*** MATERIALS PROVIDED ***
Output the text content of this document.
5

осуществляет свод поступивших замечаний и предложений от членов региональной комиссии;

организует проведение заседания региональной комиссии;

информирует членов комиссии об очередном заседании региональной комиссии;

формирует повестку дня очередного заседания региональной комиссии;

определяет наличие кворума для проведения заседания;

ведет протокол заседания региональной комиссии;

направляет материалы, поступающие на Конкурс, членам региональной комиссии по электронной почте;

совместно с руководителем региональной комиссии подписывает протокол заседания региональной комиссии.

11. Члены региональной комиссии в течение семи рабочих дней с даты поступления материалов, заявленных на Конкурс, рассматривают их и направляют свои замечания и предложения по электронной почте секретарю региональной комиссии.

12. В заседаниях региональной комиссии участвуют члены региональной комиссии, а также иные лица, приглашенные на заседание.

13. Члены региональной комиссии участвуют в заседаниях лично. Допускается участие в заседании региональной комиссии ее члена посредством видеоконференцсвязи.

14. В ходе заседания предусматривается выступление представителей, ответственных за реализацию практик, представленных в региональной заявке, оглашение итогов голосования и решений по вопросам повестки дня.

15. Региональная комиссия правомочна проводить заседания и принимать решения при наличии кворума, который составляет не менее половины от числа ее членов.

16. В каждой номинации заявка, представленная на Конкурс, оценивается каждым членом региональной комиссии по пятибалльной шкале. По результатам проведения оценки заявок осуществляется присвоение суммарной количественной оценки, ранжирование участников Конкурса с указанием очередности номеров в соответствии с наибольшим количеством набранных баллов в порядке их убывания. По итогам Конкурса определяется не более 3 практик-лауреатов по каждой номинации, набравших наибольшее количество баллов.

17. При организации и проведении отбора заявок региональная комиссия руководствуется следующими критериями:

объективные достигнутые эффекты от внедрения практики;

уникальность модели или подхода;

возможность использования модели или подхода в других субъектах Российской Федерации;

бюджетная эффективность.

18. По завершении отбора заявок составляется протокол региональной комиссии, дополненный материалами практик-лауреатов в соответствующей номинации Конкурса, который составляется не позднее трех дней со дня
***
# WHAT IS ASKED
Tally the lines of the listing that include "членов". Reply with nothing but the count.

# RESULT
3